Below are some records. Say in a single number how many of their lines include the word "Passwort".

(Data excerpts)
>> BEGIN

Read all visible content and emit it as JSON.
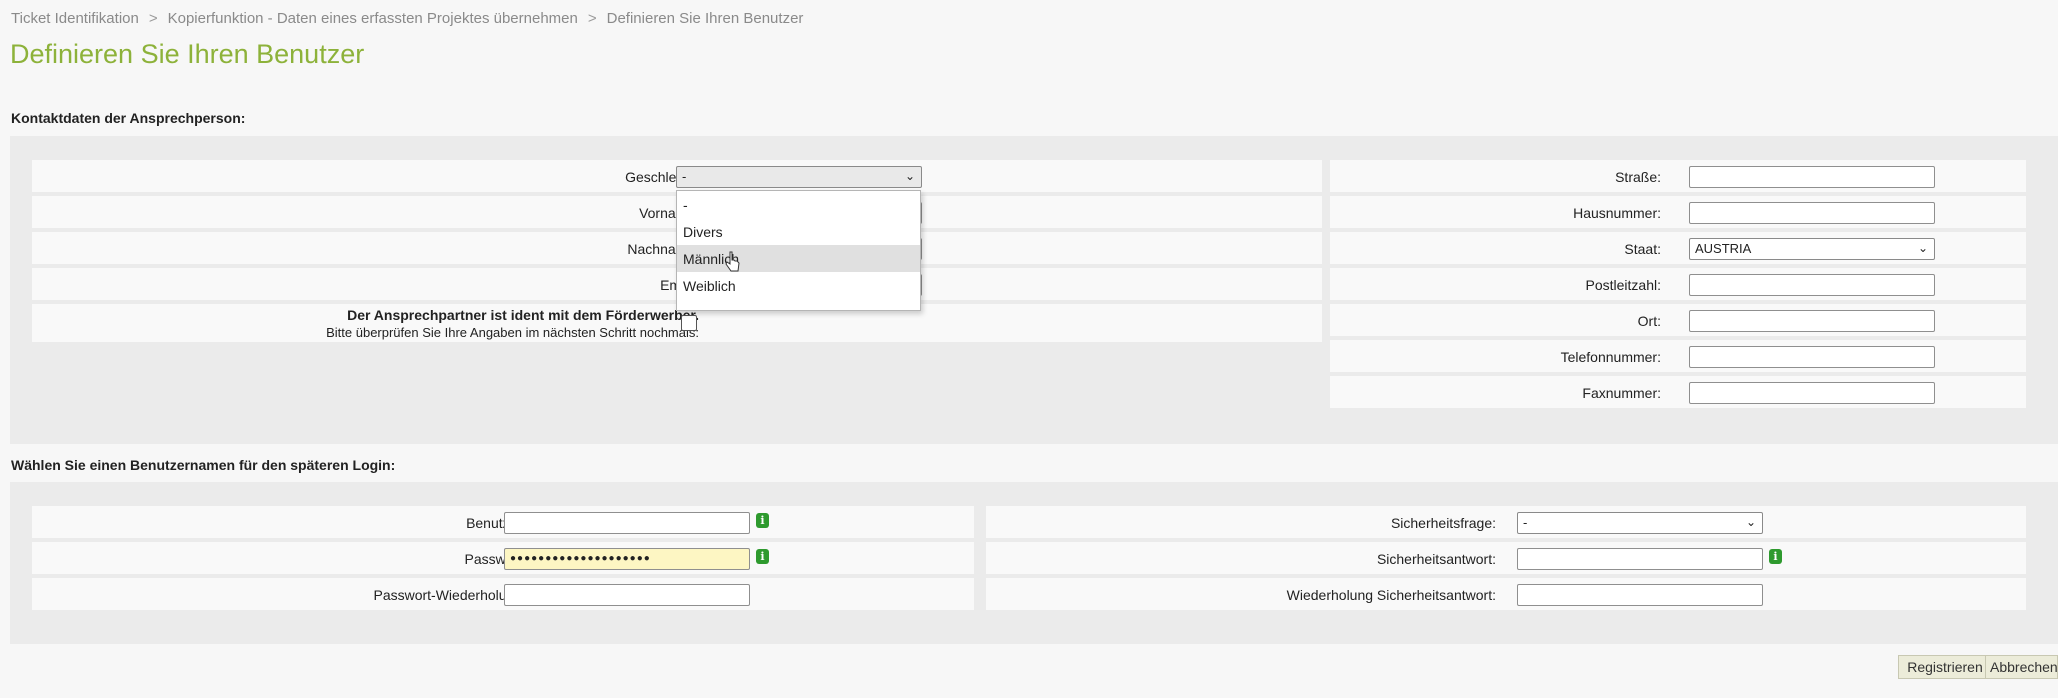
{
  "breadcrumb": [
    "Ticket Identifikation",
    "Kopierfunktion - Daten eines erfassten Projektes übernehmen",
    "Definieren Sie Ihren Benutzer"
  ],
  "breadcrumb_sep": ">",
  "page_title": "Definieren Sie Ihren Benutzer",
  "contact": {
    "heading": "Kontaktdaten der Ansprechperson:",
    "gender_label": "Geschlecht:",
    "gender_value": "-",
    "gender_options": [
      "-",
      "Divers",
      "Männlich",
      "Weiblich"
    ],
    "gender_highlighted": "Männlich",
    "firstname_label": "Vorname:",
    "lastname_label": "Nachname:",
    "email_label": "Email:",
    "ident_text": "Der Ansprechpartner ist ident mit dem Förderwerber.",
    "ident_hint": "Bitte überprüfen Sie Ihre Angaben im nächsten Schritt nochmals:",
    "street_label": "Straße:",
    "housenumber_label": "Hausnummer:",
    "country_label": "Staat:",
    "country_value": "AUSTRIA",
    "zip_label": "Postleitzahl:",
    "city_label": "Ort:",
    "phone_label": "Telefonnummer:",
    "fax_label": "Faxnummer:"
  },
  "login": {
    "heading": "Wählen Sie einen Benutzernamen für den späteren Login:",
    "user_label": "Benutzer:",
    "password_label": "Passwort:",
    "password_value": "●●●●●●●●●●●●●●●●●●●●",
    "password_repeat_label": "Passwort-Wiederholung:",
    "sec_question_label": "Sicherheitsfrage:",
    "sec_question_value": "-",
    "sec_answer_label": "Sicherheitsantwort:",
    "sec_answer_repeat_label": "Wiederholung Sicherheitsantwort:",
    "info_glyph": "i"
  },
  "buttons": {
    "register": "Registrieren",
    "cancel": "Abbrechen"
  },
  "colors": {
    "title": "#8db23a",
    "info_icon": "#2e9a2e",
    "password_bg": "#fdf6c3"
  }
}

>> END
>> BEGIN

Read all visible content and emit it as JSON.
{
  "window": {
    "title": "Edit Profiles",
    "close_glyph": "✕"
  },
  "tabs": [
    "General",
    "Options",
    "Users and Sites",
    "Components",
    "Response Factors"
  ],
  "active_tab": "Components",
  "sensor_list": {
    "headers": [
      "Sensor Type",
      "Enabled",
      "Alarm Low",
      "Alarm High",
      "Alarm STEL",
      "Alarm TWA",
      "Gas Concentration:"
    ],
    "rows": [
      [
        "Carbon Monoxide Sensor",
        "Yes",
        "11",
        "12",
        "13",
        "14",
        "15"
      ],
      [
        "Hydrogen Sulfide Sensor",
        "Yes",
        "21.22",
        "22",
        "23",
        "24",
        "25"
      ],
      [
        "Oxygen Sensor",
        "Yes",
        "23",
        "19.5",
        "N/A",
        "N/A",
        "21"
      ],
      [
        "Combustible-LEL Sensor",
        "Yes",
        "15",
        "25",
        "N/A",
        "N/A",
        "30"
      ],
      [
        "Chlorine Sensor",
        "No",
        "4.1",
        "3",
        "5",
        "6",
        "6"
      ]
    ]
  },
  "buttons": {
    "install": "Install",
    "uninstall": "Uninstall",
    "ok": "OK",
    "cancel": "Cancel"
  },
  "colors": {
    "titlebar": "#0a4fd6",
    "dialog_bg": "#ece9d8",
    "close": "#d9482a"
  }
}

>> END
>> BEGIN

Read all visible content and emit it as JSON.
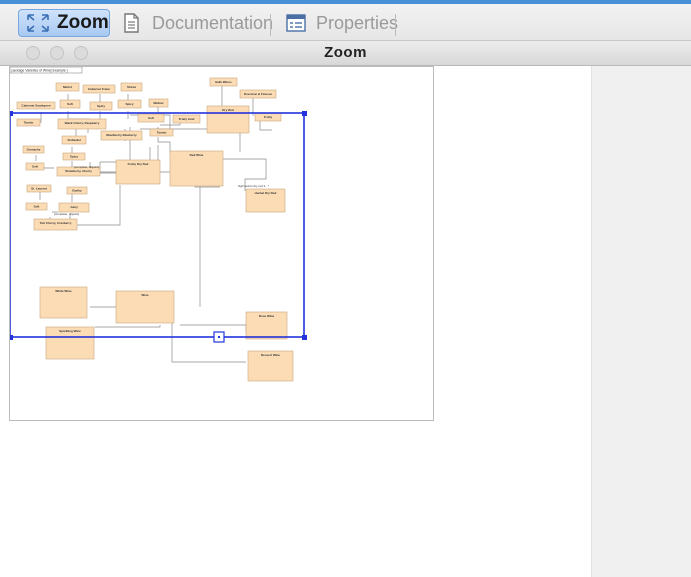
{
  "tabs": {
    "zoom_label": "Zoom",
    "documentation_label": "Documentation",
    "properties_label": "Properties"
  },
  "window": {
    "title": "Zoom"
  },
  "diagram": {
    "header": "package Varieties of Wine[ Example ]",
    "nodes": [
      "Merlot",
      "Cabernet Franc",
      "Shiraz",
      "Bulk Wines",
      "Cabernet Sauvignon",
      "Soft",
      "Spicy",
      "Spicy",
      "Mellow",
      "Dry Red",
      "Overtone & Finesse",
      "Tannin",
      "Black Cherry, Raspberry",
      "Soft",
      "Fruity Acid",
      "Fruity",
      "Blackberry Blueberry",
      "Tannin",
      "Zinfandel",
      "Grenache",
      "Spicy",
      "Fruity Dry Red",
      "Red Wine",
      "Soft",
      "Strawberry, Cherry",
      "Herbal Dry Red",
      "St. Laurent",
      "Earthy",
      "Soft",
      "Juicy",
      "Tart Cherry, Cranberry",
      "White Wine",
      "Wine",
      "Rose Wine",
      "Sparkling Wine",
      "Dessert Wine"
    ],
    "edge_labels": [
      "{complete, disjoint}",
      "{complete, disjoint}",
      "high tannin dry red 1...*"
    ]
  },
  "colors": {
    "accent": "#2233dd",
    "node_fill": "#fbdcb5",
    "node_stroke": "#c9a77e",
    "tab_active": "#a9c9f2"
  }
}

>> END

Answer to the exercise :: 2